**** Task material ****
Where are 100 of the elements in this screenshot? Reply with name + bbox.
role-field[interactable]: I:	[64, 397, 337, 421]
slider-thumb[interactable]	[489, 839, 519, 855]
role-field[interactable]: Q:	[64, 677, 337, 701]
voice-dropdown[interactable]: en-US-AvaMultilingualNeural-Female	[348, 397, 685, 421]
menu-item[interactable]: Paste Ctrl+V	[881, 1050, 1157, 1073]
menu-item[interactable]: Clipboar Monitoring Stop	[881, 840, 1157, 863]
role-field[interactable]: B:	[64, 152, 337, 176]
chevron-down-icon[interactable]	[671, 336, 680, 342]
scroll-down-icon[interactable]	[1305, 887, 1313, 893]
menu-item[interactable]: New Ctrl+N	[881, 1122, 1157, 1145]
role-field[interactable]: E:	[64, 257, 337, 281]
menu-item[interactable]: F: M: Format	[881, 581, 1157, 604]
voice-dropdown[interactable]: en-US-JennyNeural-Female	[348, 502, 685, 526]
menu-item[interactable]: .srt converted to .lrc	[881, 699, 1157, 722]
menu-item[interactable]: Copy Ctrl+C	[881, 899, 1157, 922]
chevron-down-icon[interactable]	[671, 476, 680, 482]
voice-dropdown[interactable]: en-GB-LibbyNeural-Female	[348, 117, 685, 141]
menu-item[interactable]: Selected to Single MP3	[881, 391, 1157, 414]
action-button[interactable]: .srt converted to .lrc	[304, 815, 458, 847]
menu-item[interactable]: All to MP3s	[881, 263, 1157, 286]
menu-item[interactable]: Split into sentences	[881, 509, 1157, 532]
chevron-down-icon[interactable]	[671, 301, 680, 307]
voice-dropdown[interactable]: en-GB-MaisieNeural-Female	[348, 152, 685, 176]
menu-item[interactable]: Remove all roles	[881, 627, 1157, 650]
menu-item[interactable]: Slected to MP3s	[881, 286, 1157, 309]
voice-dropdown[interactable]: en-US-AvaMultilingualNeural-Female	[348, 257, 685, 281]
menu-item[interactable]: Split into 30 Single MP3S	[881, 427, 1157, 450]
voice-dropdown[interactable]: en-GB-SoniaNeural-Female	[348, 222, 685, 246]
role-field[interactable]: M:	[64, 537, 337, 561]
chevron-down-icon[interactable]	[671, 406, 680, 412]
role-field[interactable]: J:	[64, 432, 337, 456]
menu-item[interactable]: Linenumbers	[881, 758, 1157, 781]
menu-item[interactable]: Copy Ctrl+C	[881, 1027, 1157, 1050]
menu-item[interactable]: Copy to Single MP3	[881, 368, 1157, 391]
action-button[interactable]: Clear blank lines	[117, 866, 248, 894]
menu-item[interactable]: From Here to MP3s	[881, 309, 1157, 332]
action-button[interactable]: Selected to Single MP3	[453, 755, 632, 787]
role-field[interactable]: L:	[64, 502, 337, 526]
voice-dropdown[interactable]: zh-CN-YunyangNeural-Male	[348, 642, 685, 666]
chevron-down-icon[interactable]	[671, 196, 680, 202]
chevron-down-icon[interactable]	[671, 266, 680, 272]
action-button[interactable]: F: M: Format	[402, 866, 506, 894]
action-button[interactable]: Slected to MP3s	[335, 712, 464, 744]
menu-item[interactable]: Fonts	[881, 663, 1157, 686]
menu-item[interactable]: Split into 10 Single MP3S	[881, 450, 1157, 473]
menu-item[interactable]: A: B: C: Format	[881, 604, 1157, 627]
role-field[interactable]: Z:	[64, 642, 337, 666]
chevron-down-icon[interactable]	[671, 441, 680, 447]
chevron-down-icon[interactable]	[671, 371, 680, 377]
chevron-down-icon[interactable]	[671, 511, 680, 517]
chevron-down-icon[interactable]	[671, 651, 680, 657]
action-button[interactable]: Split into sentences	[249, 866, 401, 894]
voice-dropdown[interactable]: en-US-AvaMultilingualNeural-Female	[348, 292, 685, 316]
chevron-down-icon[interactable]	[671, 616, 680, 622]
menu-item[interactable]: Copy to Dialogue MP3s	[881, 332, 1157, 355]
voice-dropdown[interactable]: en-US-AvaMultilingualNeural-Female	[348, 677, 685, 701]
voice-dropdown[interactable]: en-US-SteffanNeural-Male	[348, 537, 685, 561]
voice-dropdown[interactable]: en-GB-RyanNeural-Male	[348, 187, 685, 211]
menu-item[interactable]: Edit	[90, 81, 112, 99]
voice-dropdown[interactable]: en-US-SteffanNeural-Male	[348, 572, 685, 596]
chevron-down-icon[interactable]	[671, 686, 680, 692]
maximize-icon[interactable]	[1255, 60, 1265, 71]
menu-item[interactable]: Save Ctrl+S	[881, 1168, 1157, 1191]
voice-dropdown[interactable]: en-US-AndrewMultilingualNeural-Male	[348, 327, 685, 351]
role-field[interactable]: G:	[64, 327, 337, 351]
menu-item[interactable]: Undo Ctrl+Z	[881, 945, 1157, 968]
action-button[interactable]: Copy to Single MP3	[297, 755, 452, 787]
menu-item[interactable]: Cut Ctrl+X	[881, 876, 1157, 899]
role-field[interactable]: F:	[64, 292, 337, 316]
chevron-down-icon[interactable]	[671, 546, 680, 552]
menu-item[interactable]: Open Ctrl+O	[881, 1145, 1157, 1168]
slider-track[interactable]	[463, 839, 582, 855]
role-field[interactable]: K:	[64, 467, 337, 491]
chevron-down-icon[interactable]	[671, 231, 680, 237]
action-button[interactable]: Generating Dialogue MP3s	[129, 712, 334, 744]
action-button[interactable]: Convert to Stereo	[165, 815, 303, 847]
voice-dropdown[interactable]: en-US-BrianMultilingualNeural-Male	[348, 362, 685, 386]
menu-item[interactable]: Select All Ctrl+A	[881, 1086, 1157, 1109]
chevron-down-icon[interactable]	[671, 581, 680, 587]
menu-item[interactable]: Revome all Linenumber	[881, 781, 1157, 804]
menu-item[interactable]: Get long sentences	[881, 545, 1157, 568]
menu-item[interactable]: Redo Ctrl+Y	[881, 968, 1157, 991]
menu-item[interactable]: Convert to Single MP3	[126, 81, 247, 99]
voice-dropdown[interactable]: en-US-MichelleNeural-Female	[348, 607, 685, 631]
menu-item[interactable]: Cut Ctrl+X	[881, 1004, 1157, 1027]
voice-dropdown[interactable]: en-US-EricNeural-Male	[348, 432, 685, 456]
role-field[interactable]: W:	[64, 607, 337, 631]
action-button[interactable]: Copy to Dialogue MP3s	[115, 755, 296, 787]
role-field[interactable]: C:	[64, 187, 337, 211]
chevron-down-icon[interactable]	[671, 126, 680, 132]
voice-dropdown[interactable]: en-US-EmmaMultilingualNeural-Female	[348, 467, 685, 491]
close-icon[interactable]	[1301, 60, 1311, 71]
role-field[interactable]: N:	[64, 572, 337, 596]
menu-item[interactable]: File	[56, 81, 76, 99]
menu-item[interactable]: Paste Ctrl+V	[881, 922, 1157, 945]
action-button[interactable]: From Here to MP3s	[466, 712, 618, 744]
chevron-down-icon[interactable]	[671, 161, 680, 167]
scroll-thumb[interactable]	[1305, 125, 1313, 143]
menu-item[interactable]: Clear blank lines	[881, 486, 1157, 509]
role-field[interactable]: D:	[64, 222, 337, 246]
****
# [Goal of the exercise]
Rewrite the data above, changing every "voice-dropdown" to "voice-select" and leaving everything else as it is.

# [Exercise answer]
Where are 100 of the elements in this screenshot? Reply with name + bbox.
role-field[interactable]: I:	[64, 397, 337, 421]
slider-thumb[interactable]	[489, 839, 519, 855]
role-field[interactable]: Q:	[64, 677, 337, 701]
voice-select[interactable]: en-US-AvaMultilingualNeural-Female	[348, 397, 685, 421]
menu-item[interactable]: Paste Ctrl+V	[881, 1050, 1157, 1073]
menu-item[interactable]: Clipboar Monitoring Stop	[881, 840, 1157, 863]
role-field[interactable]: B:	[64, 152, 337, 176]
chevron-down-icon[interactable]	[671, 336, 680, 342]
scroll-down-icon[interactable]	[1305, 887, 1313, 893]
menu-item[interactable]: New Ctrl+N	[881, 1122, 1157, 1145]
role-field[interactable]: E:	[64, 257, 337, 281]
menu-item[interactable]: F: M: Format	[881, 581, 1157, 604]
voice-select[interactable]: en-US-JennyNeural-Female	[348, 502, 685, 526]
menu-item[interactable]: .srt converted to .lrc	[881, 699, 1157, 722]
menu-item[interactable]: Copy Ctrl+C	[881, 899, 1157, 922]
chevron-down-icon[interactable]	[671, 476, 680, 482]
voice-select[interactable]: en-GB-LibbyNeural-Female	[348, 117, 685, 141]
menu-item[interactable]: Selected to Single MP3	[881, 391, 1157, 414]
action-button[interactable]: .srt converted to .lrc	[304, 815, 458, 847]
menu-item[interactable]: All to MP3s	[881, 263, 1157, 286]
menu-item[interactable]: Split into sentences	[881, 509, 1157, 532]
chevron-down-icon[interactable]	[671, 301, 680, 307]
voice-select[interactable]: en-GB-MaisieNeural-Female	[348, 152, 685, 176]
menu-item[interactable]: Remove all roles	[881, 627, 1157, 650]
menu-item[interactable]: Slected to MP3s	[881, 286, 1157, 309]
voice-select[interactable]: en-US-AvaMultilingualNeural-Female	[348, 257, 685, 281]
menu-item[interactable]: Split into 30 Single MP3S	[881, 427, 1157, 450]
voice-select[interactable]: en-GB-SoniaNeural-Female	[348, 222, 685, 246]
role-field[interactable]: M:	[64, 537, 337, 561]
chevron-down-icon[interactable]	[671, 406, 680, 412]
role-field[interactable]: J:	[64, 432, 337, 456]
menu-item[interactable]: Linenumbers	[881, 758, 1157, 781]
menu-item[interactable]: Copy Ctrl+C	[881, 1027, 1157, 1050]
menu-item[interactable]: Copy to Single MP3	[881, 368, 1157, 391]
action-button[interactable]: Clear blank lines	[117, 866, 248, 894]
menu-item[interactable]: From Here to MP3s	[881, 309, 1157, 332]
action-button[interactable]: Selected to Single MP3	[453, 755, 632, 787]
role-field[interactable]: L:	[64, 502, 337, 526]
voice-select[interactable]: zh-CN-YunyangNeural-Male	[348, 642, 685, 666]
chevron-down-icon[interactable]	[671, 196, 680, 202]
chevron-down-icon[interactable]	[671, 266, 680, 272]
action-button[interactable]: F: M: Format	[402, 866, 506, 894]
action-button[interactable]: Slected to MP3s	[335, 712, 464, 744]
menu-item[interactable]: Fonts	[881, 663, 1157, 686]
menu-item[interactable]: Split into 10 Single MP3S	[881, 450, 1157, 473]
menu-item[interactable]: A: B: C: Format	[881, 604, 1157, 627]
role-field[interactable]: Z:	[64, 642, 337, 666]
chevron-down-icon[interactable]	[671, 441, 680, 447]
chevron-down-icon[interactable]	[671, 371, 680, 377]
chevron-down-icon[interactable]	[671, 511, 680, 517]
chevron-down-icon[interactable]	[671, 651, 680, 657]
action-button[interactable]: Split into sentences	[249, 866, 401, 894]
voice-select[interactable]: en-US-AvaMultilingualNeural-Female	[348, 292, 685, 316]
chevron-down-icon[interactable]	[671, 616, 680, 622]
menu-item[interactable]: Copy to Dialogue MP3s	[881, 332, 1157, 355]
voice-select[interactable]: en-US-AvaMultilingualNeural-Female	[348, 677, 685, 701]
voice-select[interactable]: en-US-SteffanNeural-Male	[348, 537, 685, 561]
voice-select[interactable]: en-GB-RyanNeural-Male	[348, 187, 685, 211]
menu-item[interactable]: Edit	[90, 81, 112, 99]
voice-select[interactable]: en-US-SteffanNeural-Male	[348, 572, 685, 596]
chevron-down-icon[interactable]	[671, 686, 680, 692]
maximize-icon[interactable]	[1255, 60, 1265, 71]
menu-item[interactable]: Save Ctrl+S	[881, 1168, 1157, 1191]
voice-select[interactable]: en-US-AndrewMultilingualNeural-Male	[348, 327, 685, 351]
role-field[interactable]: G:	[64, 327, 337, 351]
menu-item[interactable]: Undo Ctrl+Z	[881, 945, 1157, 968]
action-button[interactable]: Copy to Single MP3	[297, 755, 452, 787]
menu-item[interactable]: Cut Ctrl+X	[881, 876, 1157, 899]
role-field[interactable]: F:	[64, 292, 337, 316]
chevron-down-icon[interactable]	[671, 546, 680, 552]
menu-item[interactable]: Open Ctrl+O	[881, 1145, 1157, 1168]
slider-track[interactable]	[463, 839, 582, 855]
role-field[interactable]: K:	[64, 467, 337, 491]
chevron-down-icon[interactable]	[671, 231, 680, 237]
action-button[interactable]: Generating Dialogue MP3s	[129, 712, 334, 744]
action-button[interactable]: Convert to Stereo	[165, 815, 303, 847]
voice-select[interactable]: en-US-BrianMultilingualNeural-Male	[348, 362, 685, 386]
menu-item[interactable]: Select All Ctrl+A	[881, 1086, 1157, 1109]
chevron-down-icon[interactable]	[671, 581, 680, 587]
menu-item[interactable]: Revome all Linenumber	[881, 781, 1157, 804]
menu-item[interactable]: Get long sentences	[881, 545, 1157, 568]
menu-item[interactable]: Redo Ctrl+Y	[881, 968, 1157, 991]
menu-item[interactable]: Convert to Single MP3	[126, 81, 247, 99]
voice-select[interactable]: en-US-MichelleNeural-Female	[348, 607, 685, 631]
menu-item[interactable]: Cut Ctrl+X	[881, 1004, 1157, 1027]
voice-select[interactable]: en-US-EricNeural-Male	[348, 432, 685, 456]
role-field[interactable]: W:	[64, 607, 337, 631]
action-button[interactable]: Copy to Dialogue MP3s	[115, 755, 296, 787]
role-field[interactable]: C:	[64, 187, 337, 211]
chevron-down-icon[interactable]	[671, 126, 680, 132]
voice-select[interactable]: en-US-EmmaMultilingualNeural-Female	[348, 467, 685, 491]
close-icon[interactable]	[1301, 60, 1311, 71]
role-field[interactable]: N:	[64, 572, 337, 596]
menu-item[interactable]: File	[56, 81, 76, 99]
menu-item[interactable]: Paste Ctrl+V	[881, 922, 1157, 945]
action-button[interactable]: From Here to MP3s	[466, 712, 618, 744]
chevron-down-icon[interactable]	[671, 161, 680, 167]
scroll-thumb[interactable]	[1305, 125, 1313, 143]
menu-item[interactable]: Clear blank lines	[881, 486, 1157, 509]
role-field[interactable]: D:	[64, 222, 337, 246]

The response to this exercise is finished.